• _The exercise_:
Output the lines of the listing below as a Markdown table with the columns "No." and "Line," going from the start of the listing through the line that contains "scroll-left-icon[interactable]: <: [19, 468, 35, 484]" and including both ends. Number each row and leave out any blank lines.

[Element position listing]
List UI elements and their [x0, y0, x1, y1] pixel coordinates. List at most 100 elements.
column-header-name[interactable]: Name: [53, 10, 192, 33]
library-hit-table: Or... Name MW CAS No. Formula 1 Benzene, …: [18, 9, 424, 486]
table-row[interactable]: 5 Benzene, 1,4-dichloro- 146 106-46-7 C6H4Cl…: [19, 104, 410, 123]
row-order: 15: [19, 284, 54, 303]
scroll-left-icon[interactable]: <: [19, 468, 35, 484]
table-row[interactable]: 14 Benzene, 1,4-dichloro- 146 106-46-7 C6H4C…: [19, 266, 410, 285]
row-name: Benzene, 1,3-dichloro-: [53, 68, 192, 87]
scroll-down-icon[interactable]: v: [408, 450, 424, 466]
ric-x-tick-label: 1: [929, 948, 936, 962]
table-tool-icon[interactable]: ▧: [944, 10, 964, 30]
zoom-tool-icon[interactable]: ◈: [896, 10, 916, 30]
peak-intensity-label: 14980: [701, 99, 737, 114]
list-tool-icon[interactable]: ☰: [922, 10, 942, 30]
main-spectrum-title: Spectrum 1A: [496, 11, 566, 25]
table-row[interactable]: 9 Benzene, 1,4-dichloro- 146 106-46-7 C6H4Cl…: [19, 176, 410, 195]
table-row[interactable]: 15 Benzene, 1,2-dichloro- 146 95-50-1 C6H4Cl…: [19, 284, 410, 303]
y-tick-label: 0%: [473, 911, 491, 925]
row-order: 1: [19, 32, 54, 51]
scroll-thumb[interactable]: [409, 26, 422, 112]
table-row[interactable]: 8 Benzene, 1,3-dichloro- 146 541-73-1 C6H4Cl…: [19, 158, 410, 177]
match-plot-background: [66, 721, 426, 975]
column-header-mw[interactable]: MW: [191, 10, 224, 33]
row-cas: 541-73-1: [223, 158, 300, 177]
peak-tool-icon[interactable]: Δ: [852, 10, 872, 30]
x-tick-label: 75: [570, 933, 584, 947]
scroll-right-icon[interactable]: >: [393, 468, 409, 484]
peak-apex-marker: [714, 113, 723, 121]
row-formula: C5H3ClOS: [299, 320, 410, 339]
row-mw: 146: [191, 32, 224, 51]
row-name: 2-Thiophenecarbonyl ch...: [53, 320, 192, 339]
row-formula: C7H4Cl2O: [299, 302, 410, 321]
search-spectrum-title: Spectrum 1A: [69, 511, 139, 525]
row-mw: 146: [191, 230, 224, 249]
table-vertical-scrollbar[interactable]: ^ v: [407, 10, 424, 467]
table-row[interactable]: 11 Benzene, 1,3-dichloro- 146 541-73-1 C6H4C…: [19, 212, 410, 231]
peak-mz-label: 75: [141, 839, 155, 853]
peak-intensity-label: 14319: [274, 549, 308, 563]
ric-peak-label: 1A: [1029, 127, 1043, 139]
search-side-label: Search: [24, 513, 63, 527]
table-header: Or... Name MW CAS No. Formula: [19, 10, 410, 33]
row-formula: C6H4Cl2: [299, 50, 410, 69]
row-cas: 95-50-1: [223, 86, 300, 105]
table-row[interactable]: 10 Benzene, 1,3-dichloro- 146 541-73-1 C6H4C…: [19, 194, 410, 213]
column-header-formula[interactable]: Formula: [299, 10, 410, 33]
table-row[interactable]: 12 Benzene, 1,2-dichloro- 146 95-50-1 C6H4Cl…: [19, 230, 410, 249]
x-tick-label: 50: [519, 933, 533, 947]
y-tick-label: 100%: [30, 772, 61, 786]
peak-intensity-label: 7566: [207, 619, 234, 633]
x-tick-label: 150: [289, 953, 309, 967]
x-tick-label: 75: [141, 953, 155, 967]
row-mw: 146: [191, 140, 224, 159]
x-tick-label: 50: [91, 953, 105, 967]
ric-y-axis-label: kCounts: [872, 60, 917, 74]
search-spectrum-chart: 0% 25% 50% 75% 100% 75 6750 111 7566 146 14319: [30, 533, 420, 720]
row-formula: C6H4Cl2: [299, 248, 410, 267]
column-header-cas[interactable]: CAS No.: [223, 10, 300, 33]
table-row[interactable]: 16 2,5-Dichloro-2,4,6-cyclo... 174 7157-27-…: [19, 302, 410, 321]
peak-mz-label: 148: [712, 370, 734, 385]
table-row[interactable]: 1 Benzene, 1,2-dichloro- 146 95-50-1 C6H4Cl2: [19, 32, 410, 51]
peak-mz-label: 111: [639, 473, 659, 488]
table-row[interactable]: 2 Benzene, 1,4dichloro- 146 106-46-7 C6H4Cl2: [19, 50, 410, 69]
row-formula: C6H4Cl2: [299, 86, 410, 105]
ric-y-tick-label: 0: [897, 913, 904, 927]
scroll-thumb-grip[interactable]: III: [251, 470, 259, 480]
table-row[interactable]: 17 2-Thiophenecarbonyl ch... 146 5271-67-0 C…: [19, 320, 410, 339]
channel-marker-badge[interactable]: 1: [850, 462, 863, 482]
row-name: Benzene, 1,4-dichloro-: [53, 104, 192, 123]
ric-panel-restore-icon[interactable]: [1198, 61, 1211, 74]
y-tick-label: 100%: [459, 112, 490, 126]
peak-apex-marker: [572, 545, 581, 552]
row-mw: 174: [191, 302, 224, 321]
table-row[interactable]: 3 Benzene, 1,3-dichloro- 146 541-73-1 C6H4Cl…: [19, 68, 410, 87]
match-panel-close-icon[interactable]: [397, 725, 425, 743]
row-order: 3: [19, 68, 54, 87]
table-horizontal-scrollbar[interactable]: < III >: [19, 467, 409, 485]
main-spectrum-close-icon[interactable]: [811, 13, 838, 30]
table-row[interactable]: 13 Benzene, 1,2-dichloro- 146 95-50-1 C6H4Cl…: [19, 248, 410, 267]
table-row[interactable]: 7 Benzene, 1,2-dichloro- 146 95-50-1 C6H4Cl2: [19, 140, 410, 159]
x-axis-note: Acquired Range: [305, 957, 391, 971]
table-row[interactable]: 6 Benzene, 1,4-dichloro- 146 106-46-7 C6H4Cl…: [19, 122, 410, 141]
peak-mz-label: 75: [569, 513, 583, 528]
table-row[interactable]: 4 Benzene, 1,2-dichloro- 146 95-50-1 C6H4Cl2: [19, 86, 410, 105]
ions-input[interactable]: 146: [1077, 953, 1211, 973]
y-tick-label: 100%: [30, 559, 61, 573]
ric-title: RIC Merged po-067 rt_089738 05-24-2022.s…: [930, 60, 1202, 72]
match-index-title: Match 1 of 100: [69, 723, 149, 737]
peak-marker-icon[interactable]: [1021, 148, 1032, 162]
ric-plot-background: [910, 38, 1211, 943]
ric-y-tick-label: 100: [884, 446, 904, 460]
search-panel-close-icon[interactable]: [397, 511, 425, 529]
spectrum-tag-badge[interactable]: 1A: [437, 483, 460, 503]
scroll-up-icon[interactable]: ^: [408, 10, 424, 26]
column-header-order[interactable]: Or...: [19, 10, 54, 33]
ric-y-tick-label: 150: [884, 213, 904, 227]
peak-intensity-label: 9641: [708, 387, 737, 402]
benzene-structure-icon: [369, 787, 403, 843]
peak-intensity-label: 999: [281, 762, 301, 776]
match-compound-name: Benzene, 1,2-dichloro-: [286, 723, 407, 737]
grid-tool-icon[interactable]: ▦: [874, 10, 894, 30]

• _Written answer_:
| No. | Line |
|---|---|
| 1 | List UI elements and their [x0, y0, x1, y1] pixel coordinates. List at most 100 elements. |
| 2 | column-header-name[interactable]: Name: [53, 10, 192, 33] |
| 3 | library-hit-table: Or... Name MW CAS No. Formula 1 Benzene, …: [18, 9, 424, 486] |
| 4 | table-row[interactable]: 5 Benzene, 1,4-dichloro- 146 106-46-7 C6H4Cl…: [19, 104, 410, 123] |
| 5 | row-order: 15: [19, 284, 54, 303] |
| 6 | scroll-left-icon[interactable]: <: [19, 468, 35, 484] |